### Material provided ###
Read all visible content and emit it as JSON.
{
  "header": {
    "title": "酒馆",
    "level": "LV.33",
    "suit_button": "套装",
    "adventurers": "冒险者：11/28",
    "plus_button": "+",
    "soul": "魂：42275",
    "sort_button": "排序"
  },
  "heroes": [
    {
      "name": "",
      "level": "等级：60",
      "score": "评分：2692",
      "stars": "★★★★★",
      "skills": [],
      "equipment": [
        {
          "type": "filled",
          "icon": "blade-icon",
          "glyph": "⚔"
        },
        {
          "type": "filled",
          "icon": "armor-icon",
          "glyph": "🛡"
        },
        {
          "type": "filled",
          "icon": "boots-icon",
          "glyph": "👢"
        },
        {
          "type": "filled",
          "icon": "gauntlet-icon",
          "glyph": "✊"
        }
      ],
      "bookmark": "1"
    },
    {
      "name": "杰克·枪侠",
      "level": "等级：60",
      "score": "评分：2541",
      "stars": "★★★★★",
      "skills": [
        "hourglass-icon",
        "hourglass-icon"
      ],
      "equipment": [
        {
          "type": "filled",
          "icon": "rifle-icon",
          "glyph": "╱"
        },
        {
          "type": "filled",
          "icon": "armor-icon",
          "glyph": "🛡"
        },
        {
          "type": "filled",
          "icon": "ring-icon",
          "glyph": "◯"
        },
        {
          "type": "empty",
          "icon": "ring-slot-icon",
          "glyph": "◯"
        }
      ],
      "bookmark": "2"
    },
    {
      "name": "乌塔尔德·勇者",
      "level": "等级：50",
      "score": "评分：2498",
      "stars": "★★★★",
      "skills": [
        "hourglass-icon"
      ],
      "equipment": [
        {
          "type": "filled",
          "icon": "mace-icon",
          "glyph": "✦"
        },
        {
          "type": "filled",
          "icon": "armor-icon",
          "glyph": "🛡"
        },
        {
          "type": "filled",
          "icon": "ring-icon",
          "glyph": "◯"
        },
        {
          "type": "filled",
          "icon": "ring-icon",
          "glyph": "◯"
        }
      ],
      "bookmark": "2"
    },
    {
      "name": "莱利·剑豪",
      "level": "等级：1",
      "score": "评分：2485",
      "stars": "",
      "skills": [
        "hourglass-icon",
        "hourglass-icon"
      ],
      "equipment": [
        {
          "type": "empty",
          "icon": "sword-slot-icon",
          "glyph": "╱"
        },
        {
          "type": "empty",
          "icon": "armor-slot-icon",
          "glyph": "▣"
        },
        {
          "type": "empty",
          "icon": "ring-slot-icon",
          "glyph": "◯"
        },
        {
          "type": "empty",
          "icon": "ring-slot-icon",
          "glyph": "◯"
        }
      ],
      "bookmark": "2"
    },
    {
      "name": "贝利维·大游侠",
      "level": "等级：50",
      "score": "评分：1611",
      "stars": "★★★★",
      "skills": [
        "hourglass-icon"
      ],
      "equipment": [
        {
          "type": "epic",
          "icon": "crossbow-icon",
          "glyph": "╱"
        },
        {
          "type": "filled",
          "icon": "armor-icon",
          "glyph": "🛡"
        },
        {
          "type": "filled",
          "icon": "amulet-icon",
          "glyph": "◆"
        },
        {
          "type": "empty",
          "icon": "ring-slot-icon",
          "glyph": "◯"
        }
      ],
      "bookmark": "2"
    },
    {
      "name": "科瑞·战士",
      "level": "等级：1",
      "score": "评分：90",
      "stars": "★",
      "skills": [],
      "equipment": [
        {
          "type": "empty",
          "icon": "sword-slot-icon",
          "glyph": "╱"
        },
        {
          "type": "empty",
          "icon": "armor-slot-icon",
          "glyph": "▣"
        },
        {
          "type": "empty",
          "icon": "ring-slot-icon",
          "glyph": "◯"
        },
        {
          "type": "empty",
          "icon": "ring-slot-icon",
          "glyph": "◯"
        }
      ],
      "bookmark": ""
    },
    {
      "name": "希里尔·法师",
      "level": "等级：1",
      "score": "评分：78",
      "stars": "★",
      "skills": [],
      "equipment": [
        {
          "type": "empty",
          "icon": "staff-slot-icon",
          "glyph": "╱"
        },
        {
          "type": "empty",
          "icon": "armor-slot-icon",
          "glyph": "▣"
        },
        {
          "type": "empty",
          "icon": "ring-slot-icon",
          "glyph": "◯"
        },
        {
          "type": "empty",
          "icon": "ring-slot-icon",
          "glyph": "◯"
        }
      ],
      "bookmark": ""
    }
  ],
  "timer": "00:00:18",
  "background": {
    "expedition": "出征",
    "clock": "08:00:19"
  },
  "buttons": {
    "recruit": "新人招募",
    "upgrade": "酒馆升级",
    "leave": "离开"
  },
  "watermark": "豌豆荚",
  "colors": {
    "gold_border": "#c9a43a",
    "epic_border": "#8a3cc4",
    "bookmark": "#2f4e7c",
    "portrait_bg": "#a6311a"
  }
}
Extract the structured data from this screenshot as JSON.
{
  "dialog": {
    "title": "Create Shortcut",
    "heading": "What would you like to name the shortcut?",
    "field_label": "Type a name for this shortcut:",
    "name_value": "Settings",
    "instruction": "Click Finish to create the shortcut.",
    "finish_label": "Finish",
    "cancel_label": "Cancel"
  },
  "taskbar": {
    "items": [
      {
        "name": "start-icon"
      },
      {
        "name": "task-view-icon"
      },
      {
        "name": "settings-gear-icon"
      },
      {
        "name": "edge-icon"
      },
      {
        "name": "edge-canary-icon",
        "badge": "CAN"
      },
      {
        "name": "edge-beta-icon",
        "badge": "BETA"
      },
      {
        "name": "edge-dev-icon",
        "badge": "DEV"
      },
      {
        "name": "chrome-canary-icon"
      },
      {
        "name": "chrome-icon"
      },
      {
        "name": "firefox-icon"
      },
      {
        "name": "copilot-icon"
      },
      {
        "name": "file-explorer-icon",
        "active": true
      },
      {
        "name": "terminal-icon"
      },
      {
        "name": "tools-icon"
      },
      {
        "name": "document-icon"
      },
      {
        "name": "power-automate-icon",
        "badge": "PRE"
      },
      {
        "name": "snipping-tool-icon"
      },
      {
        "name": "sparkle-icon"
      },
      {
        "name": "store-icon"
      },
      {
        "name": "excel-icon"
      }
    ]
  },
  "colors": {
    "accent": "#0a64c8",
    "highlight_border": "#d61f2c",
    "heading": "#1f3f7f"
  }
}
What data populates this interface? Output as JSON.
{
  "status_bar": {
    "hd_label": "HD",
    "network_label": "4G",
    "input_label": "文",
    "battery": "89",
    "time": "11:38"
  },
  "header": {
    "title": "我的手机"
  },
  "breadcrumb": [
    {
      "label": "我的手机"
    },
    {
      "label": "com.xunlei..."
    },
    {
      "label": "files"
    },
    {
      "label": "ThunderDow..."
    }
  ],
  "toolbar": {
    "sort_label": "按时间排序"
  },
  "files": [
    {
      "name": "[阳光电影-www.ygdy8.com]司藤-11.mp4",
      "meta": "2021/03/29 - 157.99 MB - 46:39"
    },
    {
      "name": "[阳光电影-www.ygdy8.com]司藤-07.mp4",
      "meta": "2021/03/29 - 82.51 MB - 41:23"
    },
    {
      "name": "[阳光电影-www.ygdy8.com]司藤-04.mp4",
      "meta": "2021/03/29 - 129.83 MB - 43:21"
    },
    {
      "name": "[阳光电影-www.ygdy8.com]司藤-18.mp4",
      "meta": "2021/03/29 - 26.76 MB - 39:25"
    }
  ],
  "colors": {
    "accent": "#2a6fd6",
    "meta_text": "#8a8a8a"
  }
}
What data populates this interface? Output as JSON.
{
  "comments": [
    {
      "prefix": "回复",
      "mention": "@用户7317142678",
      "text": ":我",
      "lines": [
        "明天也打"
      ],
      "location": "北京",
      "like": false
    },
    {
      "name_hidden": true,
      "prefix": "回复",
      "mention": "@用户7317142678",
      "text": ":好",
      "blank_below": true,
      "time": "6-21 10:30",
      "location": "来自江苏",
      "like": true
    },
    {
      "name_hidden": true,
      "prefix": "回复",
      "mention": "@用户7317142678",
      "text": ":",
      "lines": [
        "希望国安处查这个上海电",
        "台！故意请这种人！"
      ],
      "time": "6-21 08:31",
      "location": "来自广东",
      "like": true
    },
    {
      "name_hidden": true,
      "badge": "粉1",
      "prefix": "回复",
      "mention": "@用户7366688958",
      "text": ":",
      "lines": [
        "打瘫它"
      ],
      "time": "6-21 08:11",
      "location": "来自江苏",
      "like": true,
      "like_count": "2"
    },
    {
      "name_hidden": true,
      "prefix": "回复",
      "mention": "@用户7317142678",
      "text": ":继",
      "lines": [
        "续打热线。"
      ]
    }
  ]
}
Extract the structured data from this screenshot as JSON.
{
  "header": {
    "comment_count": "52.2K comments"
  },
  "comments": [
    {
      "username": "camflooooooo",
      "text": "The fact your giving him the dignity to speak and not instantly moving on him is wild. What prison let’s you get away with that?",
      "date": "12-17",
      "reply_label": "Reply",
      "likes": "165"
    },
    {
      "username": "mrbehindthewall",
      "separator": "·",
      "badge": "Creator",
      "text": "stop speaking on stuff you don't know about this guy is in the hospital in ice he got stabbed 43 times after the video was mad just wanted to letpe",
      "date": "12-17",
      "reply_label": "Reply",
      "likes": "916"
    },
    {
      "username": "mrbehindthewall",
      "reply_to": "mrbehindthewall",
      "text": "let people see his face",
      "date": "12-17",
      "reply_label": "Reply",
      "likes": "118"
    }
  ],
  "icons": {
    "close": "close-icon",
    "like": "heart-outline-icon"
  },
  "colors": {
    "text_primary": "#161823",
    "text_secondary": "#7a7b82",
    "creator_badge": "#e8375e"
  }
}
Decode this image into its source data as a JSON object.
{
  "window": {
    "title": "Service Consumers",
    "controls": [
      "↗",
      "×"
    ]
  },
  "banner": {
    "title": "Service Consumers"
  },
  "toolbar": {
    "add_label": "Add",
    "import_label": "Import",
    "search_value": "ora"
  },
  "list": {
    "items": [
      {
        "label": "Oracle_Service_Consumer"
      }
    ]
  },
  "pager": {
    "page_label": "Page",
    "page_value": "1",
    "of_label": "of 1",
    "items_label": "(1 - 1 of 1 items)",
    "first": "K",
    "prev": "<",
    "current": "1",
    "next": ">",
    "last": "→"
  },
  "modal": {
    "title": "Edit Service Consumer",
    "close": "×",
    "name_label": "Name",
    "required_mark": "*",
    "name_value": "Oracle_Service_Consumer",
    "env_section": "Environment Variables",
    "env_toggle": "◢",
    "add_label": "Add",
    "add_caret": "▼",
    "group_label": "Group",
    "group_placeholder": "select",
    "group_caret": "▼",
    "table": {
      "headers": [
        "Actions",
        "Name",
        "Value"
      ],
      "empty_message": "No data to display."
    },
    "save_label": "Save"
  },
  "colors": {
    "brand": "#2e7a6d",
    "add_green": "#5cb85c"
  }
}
###
Challenge.
Quote only the lines from the one containing "Decode this image" through the final line of the records, with both ends included.

Finished task.
Decode this image into its source data as a JSON object.
{
  "window": {
    "title": "Service Consumers",
    "controls": [
      "↗",
      "×"
    ]
  },
  "banner": {
    "title": "Service Consumers"
  },
  "toolbar": {
    "add_label": "Add",
    "import_label": "Import",
    "search_value": "ora"
  },
  "list": {
    "items": [
      {
        "label": "Oracle_Service_Consumer"
      }
    ]
  },
  "pager": {
    "page_label": "Page",
    "page_value": "1",
    "of_label": "of 1",
    "items_label": "(1 - 1 of 1 items)",
    "first": "K",
    "prev": "<",
    "current": "1",
    "next": ">",
    "last": "→"
  },
  "modal": {
    "title": "Edit Service Consumer",
    "close": "×",
    "name_label": "Name",
    "required_mark": "*",
    "name_value": "Oracle_Service_Consumer",
    "env_section": "Environment Variables",
    "env_toggle": "◢",
    "add_label": "Add",
    "add_caret": "▼",
    "group_label": "Group",
    "group_placeholder": "select",
    "group_caret": "▼",
    "table": {
      "headers": [
        "Actions",
        "Name",
        "Value"
      ],
      "empty_message": "No data to display."
    },
    "save_label": "Save"
  },
  "colors": {
    "brand": "#2e7a6d",
    "add_green": "#5cb85c"
  }
}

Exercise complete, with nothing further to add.